> What is needed
Present every line in which the string "this" appears.
────
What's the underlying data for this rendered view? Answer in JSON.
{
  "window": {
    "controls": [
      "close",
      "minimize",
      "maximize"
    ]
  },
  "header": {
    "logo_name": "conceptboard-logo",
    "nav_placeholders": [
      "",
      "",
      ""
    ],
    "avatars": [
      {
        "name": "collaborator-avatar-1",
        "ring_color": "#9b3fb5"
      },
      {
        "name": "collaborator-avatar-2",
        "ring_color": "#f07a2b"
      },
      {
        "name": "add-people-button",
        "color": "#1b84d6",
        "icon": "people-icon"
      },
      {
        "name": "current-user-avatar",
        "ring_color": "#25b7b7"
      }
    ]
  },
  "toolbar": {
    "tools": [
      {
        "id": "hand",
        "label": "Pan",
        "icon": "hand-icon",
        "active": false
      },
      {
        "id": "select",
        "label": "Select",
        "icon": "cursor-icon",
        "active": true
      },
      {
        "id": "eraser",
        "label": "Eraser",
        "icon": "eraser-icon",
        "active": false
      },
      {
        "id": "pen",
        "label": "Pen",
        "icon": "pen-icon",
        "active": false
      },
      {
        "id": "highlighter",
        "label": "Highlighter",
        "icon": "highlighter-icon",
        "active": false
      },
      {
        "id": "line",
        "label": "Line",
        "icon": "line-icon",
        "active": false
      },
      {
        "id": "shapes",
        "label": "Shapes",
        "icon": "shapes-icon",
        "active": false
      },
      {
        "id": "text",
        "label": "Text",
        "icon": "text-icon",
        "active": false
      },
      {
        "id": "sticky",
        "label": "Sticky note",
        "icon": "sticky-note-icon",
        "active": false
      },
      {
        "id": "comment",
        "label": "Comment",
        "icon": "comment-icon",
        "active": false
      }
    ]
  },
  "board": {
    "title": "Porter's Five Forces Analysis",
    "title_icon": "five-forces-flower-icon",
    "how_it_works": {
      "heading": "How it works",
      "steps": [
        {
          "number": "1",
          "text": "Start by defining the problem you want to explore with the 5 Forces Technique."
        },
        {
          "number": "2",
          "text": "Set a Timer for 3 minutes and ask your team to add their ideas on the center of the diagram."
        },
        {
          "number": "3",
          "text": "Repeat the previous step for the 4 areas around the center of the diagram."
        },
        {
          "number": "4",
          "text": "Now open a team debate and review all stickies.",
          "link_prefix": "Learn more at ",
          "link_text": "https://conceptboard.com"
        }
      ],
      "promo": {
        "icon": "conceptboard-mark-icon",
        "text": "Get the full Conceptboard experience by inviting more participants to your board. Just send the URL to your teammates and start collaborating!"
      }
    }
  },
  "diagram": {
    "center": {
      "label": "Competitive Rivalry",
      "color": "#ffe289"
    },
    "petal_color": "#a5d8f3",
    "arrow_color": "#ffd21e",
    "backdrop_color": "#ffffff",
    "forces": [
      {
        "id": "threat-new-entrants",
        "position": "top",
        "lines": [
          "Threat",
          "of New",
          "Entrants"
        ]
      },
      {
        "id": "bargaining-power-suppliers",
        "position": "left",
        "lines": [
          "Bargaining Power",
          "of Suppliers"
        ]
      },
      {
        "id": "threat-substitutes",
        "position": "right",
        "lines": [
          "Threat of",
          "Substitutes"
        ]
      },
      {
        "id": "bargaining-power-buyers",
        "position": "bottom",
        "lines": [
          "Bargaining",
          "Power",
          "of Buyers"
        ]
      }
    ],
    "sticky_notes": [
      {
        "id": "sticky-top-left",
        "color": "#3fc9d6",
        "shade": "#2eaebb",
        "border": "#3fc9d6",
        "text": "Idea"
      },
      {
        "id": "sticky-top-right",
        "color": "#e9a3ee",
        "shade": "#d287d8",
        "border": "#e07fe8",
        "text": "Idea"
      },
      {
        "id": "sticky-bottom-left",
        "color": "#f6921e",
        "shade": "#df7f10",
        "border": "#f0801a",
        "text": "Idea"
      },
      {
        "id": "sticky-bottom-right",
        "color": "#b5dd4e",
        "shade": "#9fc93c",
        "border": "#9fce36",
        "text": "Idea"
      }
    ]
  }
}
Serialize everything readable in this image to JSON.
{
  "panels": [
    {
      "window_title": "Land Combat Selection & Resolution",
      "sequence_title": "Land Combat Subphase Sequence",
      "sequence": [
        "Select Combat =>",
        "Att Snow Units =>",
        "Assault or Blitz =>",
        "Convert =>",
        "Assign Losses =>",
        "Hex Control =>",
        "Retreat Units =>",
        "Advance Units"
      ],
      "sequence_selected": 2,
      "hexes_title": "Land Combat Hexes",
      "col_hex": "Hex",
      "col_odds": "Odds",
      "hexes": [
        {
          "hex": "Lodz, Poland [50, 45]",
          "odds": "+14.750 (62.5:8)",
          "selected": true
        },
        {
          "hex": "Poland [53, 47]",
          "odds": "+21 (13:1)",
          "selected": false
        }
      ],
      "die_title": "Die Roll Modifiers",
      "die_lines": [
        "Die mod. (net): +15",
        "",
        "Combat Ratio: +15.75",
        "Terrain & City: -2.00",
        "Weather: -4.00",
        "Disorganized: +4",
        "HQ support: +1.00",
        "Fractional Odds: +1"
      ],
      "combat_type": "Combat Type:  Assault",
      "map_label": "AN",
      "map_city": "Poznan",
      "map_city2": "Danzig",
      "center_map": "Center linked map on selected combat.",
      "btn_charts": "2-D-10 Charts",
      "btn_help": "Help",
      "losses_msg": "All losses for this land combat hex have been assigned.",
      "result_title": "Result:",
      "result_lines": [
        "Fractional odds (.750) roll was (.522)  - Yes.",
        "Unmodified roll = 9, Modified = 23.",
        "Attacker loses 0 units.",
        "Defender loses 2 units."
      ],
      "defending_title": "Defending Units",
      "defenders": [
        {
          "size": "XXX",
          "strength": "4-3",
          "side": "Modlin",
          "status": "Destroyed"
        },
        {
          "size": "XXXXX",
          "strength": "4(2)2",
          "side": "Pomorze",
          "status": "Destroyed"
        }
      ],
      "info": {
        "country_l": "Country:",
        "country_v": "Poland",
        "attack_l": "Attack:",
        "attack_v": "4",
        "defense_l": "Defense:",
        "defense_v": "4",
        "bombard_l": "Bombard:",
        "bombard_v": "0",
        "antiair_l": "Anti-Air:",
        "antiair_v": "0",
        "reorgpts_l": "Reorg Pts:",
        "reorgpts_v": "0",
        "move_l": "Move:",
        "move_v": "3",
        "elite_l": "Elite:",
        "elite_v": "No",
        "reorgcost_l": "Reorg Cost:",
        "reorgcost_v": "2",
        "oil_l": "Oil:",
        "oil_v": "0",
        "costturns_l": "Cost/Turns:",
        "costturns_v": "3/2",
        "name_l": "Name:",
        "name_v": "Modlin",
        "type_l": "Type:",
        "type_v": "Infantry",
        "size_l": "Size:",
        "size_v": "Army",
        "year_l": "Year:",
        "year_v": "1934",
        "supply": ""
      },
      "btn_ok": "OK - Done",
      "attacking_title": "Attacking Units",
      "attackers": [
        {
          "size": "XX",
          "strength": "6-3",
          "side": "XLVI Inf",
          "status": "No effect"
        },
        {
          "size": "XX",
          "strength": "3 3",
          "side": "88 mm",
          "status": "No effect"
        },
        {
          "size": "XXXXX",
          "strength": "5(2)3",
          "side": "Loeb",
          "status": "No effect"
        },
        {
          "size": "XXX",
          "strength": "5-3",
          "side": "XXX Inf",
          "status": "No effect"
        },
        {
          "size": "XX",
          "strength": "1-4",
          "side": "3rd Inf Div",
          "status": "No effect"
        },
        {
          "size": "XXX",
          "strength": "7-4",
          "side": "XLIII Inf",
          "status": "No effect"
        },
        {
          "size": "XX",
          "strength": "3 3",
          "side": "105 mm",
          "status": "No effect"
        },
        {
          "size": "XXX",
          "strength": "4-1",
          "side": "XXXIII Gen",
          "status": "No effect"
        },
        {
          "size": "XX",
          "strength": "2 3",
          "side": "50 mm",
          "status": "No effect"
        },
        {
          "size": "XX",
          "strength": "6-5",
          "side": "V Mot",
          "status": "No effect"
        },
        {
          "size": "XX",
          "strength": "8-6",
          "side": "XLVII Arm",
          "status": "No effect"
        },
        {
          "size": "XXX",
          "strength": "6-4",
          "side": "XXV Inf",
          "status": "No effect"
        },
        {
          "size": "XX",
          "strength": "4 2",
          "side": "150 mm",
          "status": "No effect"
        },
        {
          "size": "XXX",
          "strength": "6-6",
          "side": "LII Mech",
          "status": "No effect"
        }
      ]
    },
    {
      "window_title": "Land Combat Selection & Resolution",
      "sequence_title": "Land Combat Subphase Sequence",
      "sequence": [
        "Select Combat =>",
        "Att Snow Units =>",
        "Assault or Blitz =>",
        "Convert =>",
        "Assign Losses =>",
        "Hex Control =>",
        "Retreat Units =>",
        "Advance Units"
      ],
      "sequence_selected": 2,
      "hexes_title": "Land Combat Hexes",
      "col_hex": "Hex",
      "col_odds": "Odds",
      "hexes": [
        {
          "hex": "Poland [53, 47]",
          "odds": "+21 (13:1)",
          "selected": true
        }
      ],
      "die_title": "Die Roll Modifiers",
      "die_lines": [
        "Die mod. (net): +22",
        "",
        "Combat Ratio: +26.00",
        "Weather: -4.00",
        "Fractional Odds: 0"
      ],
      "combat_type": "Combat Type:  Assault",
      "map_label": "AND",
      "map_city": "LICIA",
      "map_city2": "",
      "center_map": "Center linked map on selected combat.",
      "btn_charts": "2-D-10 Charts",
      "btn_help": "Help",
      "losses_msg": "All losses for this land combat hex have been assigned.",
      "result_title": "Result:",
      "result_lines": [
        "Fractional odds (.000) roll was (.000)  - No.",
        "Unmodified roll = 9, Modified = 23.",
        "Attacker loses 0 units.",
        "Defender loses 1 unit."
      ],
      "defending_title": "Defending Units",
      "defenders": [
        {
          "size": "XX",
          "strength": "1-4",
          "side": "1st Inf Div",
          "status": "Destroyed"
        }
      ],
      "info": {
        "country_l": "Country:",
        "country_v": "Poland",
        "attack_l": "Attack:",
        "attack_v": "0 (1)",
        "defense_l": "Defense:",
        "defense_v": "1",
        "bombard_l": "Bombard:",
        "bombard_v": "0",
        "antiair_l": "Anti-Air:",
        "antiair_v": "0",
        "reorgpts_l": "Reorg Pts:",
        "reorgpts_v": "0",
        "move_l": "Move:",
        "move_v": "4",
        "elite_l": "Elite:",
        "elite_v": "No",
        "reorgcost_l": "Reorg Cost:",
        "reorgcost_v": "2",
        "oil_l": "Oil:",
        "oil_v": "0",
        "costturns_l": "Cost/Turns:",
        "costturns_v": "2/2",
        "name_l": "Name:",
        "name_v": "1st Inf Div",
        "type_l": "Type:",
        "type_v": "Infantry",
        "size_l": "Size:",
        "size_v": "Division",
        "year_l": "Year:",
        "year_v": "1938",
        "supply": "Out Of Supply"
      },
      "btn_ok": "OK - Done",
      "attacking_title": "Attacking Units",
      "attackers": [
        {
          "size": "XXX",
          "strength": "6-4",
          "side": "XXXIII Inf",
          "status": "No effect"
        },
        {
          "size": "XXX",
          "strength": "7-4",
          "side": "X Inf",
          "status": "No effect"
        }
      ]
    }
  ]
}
────
> Result
What's the underlying data for this rendered view? Answer in JSON.
Serialize everything readable in this image to JSON.
      "losses_msg": "All losses for this land combat hex have been assigned.",
      "losses_msg": "All losses for this land combat hex have been assigned.",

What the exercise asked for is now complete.